◆ INSTRUCTIONS TO FOLLOW
Transcribe the lines below verbatim, skipping the images.

◆ EXCERPTED RECORDS
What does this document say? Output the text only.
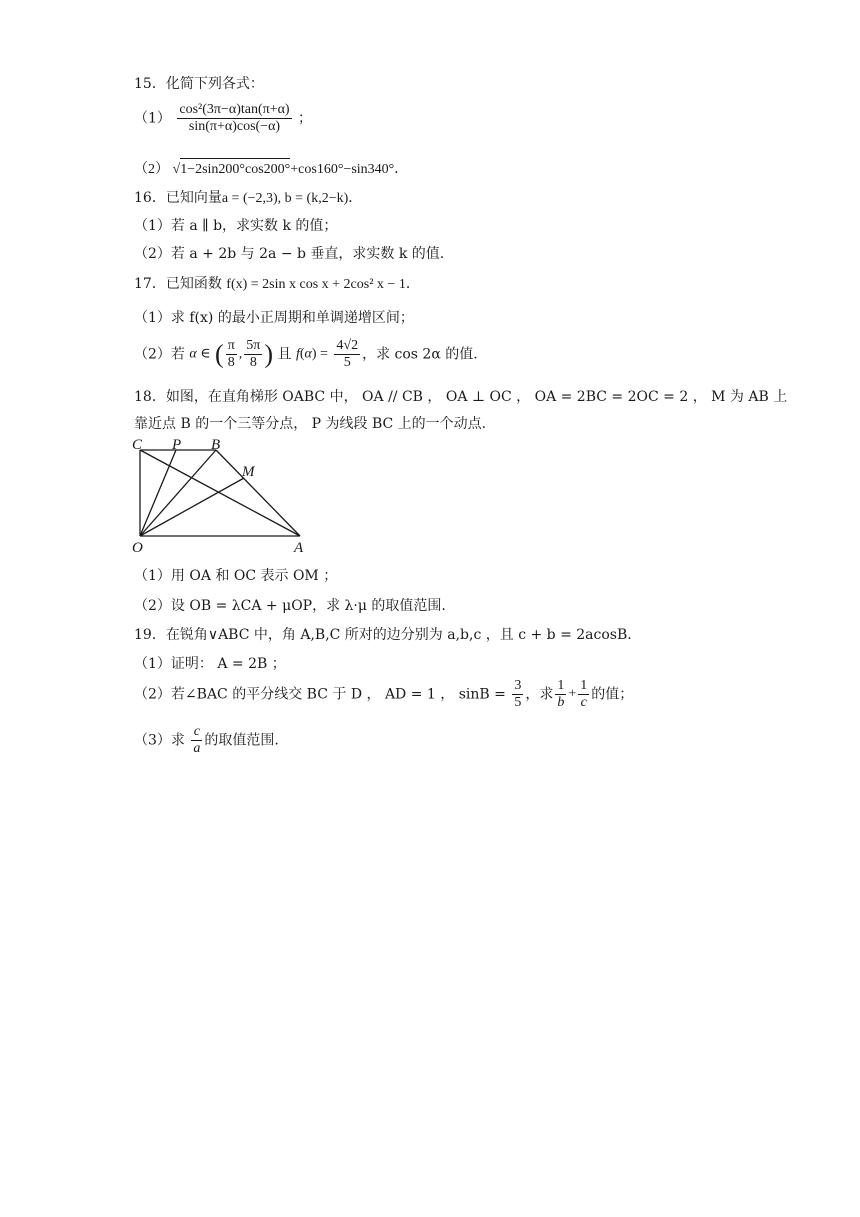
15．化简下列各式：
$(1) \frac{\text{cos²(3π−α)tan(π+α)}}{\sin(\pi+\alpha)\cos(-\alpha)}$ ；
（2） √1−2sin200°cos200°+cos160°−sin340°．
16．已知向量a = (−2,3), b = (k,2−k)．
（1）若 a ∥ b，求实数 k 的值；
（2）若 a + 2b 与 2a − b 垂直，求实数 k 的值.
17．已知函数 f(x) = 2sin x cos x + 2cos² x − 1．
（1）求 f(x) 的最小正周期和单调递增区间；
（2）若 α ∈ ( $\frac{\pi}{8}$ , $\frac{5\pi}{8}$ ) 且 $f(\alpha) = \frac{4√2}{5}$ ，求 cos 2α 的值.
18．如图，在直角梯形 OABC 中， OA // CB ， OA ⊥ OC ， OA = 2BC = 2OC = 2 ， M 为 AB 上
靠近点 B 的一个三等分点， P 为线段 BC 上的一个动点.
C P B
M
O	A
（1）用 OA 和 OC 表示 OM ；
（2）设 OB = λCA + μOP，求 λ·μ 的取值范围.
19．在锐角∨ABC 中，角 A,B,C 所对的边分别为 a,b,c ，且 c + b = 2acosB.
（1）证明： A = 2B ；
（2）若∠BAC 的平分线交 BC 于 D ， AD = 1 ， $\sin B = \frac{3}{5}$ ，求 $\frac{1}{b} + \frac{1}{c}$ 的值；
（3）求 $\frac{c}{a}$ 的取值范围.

◆ TASK OUTPUT
What does this document say? Output the text only.
15．化简下列各式：
$(1) \frac{\text{cos²(3π−α)tan(π+α)}}{\sin(\pi+\alpha)\cos(-\alpha)}$ ；
（2） √1−2sin200°cos200°+cos160°−sin340°．
16．已知向量a = (−2,3), b = (k,2−k)．
（1）若 a ∥ b，求实数 k 的值；
（2）若 a + 2b 与 2a − b 垂直，求实数 k 的值.
17．已知函数 f(x) = 2sin x cos x + 2cos² x − 1．
（1）求 f(x) 的最小正周期和单调递增区间；
（2）若 α ∈ ( $\frac{\pi}{8}$ , $\frac{5\pi}{8}$ ) 且 $f(\alpha) = \frac{4√2}{5}$ ，求 cos 2α 的值.
18．如图，在直角梯形 OABC 中， OA // CB ， OA ⊥ OC ， OA = 2BC = 2OC = 2 ， M 为 AB 上
靠近点 B 的一个三等分点， P 为线段 BC 上的一个动点.
C P B
M
O	A
（1）用 OA 和 OC 表示 OM ；
（2）设 OB = λCA + μOP，求 λ·μ 的取值范围.
19．在锐角∨ABC 中，角 A,B,C 所对的边分别为 a,b,c ，且 c + b = 2acosB.
（1）证明： A = 2B ；
（2）若∠BAC 的平分线交 BC 于 D ， AD = 1 ， $\sin B = \frac{3}{5}$ ，求 $\frac{1}{b} + \frac{1}{c}$ 的值；
（3）求 $\frac{c}{a}$ 的取值范围.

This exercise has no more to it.